▶ [Data section]
————————

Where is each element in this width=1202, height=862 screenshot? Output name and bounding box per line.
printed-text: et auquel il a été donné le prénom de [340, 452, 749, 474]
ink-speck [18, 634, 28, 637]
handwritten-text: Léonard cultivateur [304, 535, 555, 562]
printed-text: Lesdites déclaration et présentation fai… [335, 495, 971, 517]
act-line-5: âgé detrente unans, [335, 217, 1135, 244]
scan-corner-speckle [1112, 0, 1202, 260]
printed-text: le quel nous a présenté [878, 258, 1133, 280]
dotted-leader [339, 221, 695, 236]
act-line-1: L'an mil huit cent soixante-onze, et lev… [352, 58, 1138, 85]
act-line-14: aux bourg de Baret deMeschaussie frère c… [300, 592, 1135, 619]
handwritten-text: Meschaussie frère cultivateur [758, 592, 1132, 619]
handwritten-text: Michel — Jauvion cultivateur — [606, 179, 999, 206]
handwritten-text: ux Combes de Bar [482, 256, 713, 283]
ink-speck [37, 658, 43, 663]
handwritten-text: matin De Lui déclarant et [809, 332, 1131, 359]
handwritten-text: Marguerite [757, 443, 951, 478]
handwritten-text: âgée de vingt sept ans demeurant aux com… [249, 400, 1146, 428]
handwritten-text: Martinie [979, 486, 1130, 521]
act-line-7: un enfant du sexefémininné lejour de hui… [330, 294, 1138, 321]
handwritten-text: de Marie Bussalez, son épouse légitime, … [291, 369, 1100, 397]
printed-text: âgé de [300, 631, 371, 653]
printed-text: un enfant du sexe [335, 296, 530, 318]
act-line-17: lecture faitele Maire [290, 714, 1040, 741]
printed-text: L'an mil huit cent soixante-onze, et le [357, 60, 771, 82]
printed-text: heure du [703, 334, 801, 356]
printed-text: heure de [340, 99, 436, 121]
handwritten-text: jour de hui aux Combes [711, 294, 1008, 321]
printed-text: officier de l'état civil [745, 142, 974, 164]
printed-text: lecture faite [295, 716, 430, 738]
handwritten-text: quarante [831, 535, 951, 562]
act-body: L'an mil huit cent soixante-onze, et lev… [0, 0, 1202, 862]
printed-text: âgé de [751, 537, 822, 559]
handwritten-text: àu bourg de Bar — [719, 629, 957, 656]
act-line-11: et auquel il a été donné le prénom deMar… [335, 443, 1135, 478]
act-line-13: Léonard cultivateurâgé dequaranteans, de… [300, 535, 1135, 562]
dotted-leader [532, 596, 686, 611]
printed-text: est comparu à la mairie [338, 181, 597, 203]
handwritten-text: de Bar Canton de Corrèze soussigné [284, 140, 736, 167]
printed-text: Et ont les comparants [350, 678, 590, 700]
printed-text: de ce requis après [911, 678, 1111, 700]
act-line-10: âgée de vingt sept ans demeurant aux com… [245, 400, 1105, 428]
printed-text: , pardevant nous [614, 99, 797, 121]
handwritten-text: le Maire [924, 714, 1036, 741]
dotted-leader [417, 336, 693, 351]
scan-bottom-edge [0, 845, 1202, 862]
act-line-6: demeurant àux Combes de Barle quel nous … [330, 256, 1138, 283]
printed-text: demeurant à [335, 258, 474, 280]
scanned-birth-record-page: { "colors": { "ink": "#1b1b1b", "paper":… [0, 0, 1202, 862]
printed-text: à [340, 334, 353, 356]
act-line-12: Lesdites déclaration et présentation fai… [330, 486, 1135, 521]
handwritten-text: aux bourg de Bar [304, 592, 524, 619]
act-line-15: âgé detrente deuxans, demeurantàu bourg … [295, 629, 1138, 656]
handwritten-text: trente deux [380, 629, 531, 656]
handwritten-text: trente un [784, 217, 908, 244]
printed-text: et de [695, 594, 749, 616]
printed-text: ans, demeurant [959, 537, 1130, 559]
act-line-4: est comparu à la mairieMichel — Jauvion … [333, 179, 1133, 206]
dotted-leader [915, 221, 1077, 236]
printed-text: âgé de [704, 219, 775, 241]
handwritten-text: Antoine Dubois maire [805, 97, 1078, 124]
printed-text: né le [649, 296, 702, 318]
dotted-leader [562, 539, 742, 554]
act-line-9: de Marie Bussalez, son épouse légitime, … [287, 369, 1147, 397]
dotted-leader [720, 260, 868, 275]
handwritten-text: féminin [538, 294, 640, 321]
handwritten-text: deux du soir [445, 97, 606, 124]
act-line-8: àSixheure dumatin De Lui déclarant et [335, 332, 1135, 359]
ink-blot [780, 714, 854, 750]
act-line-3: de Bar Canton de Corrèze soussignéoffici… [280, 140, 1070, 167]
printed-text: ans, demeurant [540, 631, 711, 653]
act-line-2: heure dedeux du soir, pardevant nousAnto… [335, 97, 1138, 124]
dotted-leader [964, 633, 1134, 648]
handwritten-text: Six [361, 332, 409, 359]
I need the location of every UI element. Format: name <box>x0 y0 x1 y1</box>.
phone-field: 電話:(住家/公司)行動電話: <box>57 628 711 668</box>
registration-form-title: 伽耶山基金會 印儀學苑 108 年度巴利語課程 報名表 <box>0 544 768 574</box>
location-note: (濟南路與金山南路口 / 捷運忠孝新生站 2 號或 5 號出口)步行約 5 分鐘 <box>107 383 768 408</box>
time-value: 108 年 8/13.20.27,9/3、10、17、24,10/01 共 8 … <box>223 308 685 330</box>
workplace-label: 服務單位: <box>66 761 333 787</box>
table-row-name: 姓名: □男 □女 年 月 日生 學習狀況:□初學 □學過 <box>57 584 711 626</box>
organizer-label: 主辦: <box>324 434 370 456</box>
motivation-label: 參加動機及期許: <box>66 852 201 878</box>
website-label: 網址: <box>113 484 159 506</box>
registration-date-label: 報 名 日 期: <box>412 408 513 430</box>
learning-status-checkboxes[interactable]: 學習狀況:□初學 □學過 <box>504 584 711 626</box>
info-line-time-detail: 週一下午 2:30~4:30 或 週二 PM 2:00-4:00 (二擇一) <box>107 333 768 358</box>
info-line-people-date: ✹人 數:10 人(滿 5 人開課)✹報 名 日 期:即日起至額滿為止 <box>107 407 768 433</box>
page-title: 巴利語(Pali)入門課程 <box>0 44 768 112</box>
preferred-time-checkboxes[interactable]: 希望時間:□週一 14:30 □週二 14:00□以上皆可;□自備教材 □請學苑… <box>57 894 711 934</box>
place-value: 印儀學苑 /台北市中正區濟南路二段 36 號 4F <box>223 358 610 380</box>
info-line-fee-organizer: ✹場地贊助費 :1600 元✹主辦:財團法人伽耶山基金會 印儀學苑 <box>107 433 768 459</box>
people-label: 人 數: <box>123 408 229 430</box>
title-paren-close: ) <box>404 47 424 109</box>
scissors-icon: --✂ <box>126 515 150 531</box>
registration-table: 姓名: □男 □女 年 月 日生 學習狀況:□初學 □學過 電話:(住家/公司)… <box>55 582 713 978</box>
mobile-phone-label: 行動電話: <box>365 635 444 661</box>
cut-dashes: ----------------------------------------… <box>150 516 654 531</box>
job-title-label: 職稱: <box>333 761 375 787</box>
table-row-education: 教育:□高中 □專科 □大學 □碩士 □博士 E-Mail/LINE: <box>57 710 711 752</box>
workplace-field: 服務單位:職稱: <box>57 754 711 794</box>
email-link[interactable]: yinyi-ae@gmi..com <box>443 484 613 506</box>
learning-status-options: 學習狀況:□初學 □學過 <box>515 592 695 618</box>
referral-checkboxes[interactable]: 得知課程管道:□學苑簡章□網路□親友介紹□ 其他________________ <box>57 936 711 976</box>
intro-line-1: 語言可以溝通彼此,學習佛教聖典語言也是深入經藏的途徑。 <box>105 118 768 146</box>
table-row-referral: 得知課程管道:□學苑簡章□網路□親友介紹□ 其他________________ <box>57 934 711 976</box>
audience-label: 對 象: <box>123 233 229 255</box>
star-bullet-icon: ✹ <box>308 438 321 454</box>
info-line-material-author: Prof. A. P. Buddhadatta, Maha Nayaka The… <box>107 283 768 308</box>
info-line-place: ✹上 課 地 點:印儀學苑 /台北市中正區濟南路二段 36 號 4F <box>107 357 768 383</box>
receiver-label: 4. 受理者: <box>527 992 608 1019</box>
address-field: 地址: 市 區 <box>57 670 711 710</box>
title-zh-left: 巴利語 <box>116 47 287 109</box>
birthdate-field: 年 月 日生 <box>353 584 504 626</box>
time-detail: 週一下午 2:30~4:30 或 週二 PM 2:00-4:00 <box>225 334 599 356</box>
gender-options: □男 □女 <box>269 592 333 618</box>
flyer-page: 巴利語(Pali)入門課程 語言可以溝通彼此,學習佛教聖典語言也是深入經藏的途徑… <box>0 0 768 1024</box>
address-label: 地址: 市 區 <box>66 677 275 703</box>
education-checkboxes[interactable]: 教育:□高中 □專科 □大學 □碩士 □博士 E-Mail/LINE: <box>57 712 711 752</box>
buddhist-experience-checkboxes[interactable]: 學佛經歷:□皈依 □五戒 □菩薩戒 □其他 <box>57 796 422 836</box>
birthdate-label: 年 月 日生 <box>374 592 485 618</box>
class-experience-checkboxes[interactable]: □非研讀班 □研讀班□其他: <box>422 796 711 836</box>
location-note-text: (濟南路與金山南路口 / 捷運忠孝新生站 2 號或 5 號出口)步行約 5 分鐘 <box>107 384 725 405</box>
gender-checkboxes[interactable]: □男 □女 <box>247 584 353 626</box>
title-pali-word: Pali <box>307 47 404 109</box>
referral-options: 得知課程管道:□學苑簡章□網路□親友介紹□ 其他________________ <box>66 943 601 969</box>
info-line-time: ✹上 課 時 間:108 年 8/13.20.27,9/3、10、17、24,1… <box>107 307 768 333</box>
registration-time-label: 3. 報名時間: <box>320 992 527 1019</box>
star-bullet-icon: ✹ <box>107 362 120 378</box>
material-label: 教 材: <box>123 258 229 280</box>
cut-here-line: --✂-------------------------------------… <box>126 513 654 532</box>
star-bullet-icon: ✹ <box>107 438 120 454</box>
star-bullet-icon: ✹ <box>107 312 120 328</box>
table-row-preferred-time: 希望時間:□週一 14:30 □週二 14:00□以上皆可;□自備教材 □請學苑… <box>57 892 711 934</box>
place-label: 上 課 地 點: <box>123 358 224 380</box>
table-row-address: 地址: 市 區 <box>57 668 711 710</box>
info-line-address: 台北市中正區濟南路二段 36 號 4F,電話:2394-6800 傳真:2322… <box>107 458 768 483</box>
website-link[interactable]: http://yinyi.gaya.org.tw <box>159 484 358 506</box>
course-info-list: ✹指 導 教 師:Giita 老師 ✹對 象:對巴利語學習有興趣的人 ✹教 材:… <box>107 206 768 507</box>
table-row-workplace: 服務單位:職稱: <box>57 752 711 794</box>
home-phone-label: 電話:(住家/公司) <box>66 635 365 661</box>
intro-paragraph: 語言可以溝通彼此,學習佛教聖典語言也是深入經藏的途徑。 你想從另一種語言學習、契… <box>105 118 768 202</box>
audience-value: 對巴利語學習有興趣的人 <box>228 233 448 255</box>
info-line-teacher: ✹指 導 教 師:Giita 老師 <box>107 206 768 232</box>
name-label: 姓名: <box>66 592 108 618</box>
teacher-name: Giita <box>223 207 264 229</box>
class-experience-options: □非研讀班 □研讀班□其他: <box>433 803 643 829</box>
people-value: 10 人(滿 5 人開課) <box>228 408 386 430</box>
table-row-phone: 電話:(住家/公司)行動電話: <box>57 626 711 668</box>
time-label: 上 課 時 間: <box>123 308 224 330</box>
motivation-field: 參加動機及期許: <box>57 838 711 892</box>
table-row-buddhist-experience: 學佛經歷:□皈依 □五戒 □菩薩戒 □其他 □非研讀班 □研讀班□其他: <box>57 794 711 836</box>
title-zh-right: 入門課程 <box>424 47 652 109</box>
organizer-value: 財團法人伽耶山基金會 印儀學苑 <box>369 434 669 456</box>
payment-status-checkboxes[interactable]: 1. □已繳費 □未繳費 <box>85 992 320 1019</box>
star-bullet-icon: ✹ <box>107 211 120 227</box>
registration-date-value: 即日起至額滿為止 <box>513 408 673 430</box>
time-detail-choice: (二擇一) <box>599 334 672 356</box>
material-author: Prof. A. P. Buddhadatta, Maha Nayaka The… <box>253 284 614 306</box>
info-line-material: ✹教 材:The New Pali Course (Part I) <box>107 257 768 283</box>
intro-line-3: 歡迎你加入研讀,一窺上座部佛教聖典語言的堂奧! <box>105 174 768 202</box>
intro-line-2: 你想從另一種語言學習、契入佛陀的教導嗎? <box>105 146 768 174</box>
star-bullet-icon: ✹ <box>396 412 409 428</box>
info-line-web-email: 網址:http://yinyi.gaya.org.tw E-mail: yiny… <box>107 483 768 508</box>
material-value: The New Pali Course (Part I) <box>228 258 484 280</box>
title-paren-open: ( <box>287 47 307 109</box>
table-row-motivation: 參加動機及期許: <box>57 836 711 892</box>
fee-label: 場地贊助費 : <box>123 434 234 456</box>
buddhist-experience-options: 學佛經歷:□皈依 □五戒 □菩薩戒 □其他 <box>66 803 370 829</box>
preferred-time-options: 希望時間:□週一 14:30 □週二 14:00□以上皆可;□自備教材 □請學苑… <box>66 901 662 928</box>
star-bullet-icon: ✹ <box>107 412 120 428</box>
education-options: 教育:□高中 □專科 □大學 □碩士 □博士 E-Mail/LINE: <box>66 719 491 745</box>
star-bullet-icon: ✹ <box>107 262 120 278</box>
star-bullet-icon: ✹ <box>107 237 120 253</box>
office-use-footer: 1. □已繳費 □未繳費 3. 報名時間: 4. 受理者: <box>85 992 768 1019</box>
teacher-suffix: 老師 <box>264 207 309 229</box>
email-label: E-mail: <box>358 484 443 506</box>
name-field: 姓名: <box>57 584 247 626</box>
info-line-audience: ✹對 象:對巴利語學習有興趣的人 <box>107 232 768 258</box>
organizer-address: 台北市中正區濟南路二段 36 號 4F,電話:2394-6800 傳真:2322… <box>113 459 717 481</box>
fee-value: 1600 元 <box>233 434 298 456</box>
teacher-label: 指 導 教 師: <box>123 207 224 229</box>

————————

▶ [Instructions to follow]
Retype the items without any change, from the start of the items through the line containing "printed-text: est comparu".

▶ [Result for this exercise]
Where is each element in this width=1202, height=862 screenshot? Output name and bounding box per line.
printed-text: et auquel il a été donné le prénom de [340, 452, 749, 474]
ink-speck [18, 634, 28, 637]
handwritten-text: Léonard cultivateur [304, 535, 555, 562]
printed-text: Lesdites déclaration et présentation fai… [335, 495, 971, 517]
act-line-5: âgé detrente unans, [335, 217, 1135, 244]
scan-corner-speckle [1112, 0, 1202, 260]
printed-text: le quel nous a présenté [878, 258, 1133, 280]
dotted-leader [339, 221, 695, 236]
act-line-1: L'an mil huit cent soixante-onze, et lev… [352, 58, 1138, 85]
act-line-14: aux bourg de Baret deMeschaussie frère c… [300, 592, 1135, 619]
handwritten-text: Meschaussie frère cultivateur [758, 592, 1132, 619]
handwritten-text: Michel — Jauvion cultivateur — [606, 179, 999, 206]
handwritten-text: ux Combes de Bar [482, 256, 713, 283]
ink-speck [37, 658, 43, 663]
handwritten-text: matin De Lui déclarant et [809, 332, 1131, 359]
handwritten-text: Marguerite [757, 443, 951, 478]
handwritten-text: âgée de vingt sept ans demeurant aux com… [249, 400, 1146, 428]
handwritten-text: Martinie [979, 486, 1130, 521]
act-line-7: un enfant du sexefémininné lejour de hui… [330, 294, 1138, 321]
handwritten-text: de Marie Bussalez, son épouse légitime, … [291, 369, 1100, 397]
printed-text: âgé de [300, 631, 371, 653]
printed-text: un enfant du sexe [335, 296, 530, 318]
act-line-17: lecture faitele Maire [290, 714, 1040, 741]
printed-text: L'an mil huit cent soixante-onze, et le [357, 60, 771, 82]
printed-text: heure du [703, 334, 801, 356]
printed-text: heure de [340, 99, 436, 121]
handwritten-text: jour de hui aux Combes [711, 294, 1008, 321]
printed-text: officier de l'état civil [745, 142, 974, 164]
printed-text: lecture faite [295, 716, 430, 738]
handwritten-text: quarante [831, 535, 951, 562]
act-body: L'an mil huit cent soixante-onze, et lev… [0, 0, 1202, 862]
printed-text: âgé de [751, 537, 822, 559]
handwritten-text: àu bourg de Bar — [719, 629, 957, 656]
act-line-11: et auquel il a été donné le prénom deMar… [335, 443, 1135, 478]
act-line-13: Léonard cultivateurâgé dequaranteans, de… [300, 535, 1135, 562]
dotted-leader [532, 596, 686, 611]
printed-text: est comparu à la mairie [338, 181, 597, 203]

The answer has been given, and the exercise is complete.